— Start ENTRIES SUPPLIED —

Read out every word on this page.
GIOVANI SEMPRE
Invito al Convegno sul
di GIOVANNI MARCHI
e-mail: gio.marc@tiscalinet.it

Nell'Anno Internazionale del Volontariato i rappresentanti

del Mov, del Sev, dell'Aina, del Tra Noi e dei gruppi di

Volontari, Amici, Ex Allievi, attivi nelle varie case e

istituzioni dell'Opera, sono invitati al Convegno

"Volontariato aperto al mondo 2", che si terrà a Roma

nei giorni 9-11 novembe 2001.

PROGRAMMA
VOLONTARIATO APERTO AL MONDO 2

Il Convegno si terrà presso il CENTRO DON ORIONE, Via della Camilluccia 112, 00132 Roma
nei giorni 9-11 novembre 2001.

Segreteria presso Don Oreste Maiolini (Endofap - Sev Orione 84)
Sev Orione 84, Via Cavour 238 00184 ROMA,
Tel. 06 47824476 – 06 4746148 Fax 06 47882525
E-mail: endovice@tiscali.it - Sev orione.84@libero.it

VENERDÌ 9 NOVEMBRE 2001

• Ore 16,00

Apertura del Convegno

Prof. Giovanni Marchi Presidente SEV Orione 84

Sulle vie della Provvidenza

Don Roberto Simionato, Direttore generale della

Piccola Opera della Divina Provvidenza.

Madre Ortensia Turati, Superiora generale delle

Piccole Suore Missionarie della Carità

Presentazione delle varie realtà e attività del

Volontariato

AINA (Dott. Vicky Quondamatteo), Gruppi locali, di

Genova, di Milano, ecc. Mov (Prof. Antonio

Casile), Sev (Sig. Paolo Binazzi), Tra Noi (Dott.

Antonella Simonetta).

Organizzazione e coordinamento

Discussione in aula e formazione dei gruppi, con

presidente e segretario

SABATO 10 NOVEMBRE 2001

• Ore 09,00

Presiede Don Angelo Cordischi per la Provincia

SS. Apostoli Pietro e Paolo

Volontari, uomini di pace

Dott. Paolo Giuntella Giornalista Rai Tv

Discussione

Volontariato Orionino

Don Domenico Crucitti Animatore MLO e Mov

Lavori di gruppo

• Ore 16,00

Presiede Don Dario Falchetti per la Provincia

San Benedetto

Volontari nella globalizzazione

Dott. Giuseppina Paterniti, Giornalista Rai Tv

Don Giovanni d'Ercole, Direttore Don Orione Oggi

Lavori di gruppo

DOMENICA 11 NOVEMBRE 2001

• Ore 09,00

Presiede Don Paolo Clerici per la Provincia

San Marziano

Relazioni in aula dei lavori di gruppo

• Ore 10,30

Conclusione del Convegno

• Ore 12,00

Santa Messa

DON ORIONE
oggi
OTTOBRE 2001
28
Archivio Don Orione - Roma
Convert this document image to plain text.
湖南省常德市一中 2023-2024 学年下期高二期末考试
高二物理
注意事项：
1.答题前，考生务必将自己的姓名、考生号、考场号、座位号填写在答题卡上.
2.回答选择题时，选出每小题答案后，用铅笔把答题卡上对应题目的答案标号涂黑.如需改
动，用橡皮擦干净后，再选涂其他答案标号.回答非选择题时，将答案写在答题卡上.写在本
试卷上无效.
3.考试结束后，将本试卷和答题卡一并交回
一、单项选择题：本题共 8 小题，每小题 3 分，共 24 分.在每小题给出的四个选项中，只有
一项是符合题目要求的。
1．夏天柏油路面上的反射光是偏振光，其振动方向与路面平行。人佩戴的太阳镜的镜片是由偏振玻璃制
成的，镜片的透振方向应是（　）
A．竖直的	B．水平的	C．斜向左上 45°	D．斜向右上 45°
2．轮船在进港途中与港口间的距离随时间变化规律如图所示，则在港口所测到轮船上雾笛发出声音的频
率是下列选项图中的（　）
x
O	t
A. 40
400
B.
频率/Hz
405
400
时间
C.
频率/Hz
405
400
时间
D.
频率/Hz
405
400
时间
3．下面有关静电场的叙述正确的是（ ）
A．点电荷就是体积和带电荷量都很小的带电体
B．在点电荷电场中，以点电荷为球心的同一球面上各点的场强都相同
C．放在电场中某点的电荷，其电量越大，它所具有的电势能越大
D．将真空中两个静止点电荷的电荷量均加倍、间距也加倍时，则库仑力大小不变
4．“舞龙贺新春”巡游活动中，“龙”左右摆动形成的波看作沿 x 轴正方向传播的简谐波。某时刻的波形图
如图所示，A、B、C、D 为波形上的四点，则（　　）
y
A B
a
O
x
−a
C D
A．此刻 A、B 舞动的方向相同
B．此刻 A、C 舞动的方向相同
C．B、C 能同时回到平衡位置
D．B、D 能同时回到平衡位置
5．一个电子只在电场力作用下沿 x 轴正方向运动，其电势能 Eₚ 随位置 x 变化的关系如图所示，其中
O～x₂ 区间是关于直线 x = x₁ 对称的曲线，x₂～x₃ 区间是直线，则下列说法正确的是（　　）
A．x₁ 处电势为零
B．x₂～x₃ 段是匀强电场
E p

— End ENTRIES SUPPLIED —

(REQUIRED WORK): Write every line of the material above again, exactly.

(SOLUTION TO THIS EXERCISE):
Read out every word on this page.
GIOVANI SEMPRE
Invito al Convegno sul
di GIOVANNI MARCHI
e-mail: gio.marc@tiscalinet.it

Nell'Anno Internazionale del Volontariato i rappresentanti

del Mov, del Sev, dell'Aina, del Tra Noi e dei gruppi di

Volontari, Amici, Ex Allievi, attivi nelle varie case e

istituzioni dell'Opera, sono invitati al Convegno

"Volontariato aperto al mondo 2", che si terrà a Roma

nei giorni 9-11 novembe 2001.

PROGRAMMA
VOLONTARIATO APERTO AL MONDO 2

Il Convegno si terrà presso il CENTRO DON ORIONE, Via della Camilluccia 112, 00132 Roma
nei giorni 9-11 novembre 2001.

Segreteria presso Don Oreste Maiolini (Endofap - Sev Orione 84)
Sev Orione 84, Via Cavour 238 00184 ROMA,
Tel. 06 47824476 – 06 4746148 Fax 06 47882525
E-mail: endovice@tiscali.it - Sev orione.84@libero.it

VENERDÌ 9 NOVEMBRE 2001

• Ore 16,00

Apertura del Convegno

Prof. Giovanni Marchi Presidente SEV Orione 84

Sulle vie della Provvidenza

Don Roberto Simionato, Direttore generale della

Piccola Opera della Divina Provvidenza.

Madre Ortensia Turati, Superiora generale delle

Piccole Suore Missionarie della Carità

Presentazione delle varie realtà e attività del

Volontariato

AINA (Dott. Vicky Quondamatteo), Gruppi locali, di

Genova, di Milano, ecc. Mov (Prof. Antonio

Casile), Sev (Sig. Paolo Binazzi), Tra Noi (Dott.

Antonella Simonetta).

Organizzazione e coordinamento

Discussione in aula e formazione dei gruppi, con

presidente e segretario

SABATO 10 NOVEMBRE 2001

• Ore 09,00

Presiede Don Angelo Cordischi per la Provincia

SS. Apostoli Pietro e Paolo

Volontari, uomini di pace

Dott. Paolo Giuntella Giornalista Rai Tv

Discussione

Volontariato Orionino

Don Domenico Crucitti Animatore MLO e Mov

Lavori di gruppo

• Ore 16,00

Presiede Don Dario Falchetti per la Provincia

San Benedetto

Volontari nella globalizzazione

Dott. Giuseppina Paterniti, Giornalista Rai Tv

Don Giovanni d'Ercole, Direttore Don Orione Oggi

Lavori di gruppo

DOMENICA 11 NOVEMBRE 2001

• Ore 09,00

Presiede Don Paolo Clerici per la Provincia

San Marziano

Relazioni in aula dei lavori di gruppo

• Ore 10,30

Conclusione del Convegno

• Ore 12,00

Santa Messa

DON ORIONE
oggi
OTTOBRE 2001
28
Archivio Don Orione - Roma
Convert this document image to plain text.
湖南省常德市一中 2023-2024 学年下期高二期末考试
高二物理
注意事项：
1.答题前，考生务必将自己的姓名、考生号、考场号、座位号填写在答题卡上.
2.回答选择题时，选出每小题答案后，用铅笔把答题卡上对应题目的答案标号涂黑.如需改
动，用橡皮擦干净后，再选涂其他答案标号.回答非选择题时，将答案写在答题卡上.写在本
试卷上无效.
3.考试结束后，将本试卷和答题卡一并交回
一、单项选择题：本题共 8 小题，每小题 3 分，共 24 分.在每小题给出的四个选项中，只有
一项是符合题目要求的。
1．夏天柏油路面上的反射光是偏振光，其振动方向与路面平行。人佩戴的太阳镜的镜片是由偏振玻璃制
成的，镜片的透振方向应是（　）
A．竖直的	B．水平的	C．斜向左上 45°	D．斜向右上 45°
2．轮船在进港途中与港口间的距离随时间变化规律如图所示，则在港口所测到轮船上雾笛发出声音的频
率是下列选项图中的（　）
x
O	t
A. 40
400
B.
频率/Hz
405
400
时间
C.
频率/Hz
405
400
时间
D.
频率/Hz
405
400
时间
3．下面有关静电场的叙述正确的是（ ）
A．点电荷就是体积和带电荷量都很小的带电体
B．在点电荷电场中，以点电荷为球心的同一球面上各点的场强都相同
C．放在电场中某点的电荷，其电量越大，它所具有的电势能越大
D．将真空中两个静止点电荷的电荷量均加倍、间距也加倍时，则库仑力大小不变
4．“舞龙贺新春”巡游活动中，“龙”左右摆动形成的波看作沿 x 轴正方向传播的简谐波。某时刻的波形图
如图所示，A、B、C、D 为波形上的四点，则（　　）
y
A B
a
O
x
−a
C D
A．此刻 A、B 舞动的方向相同
B．此刻 A、C 舞动的方向相同
C．B、C 能同时回到平衡位置
D．B、D 能同时回到平衡位置
5．一个电子只在电场力作用下沿 x 轴正方向运动，其电势能 Eₚ 随位置 x 变化的关系如图所示，其中
O～x₂ 区间是关于直线 x = x₁ 对称的曲线，x₂～x₃ 区间是直线，则下列说法正确的是（　　）
A．x₁ 处电势为零
B．x₂～x₃ 段是匀强电场
E p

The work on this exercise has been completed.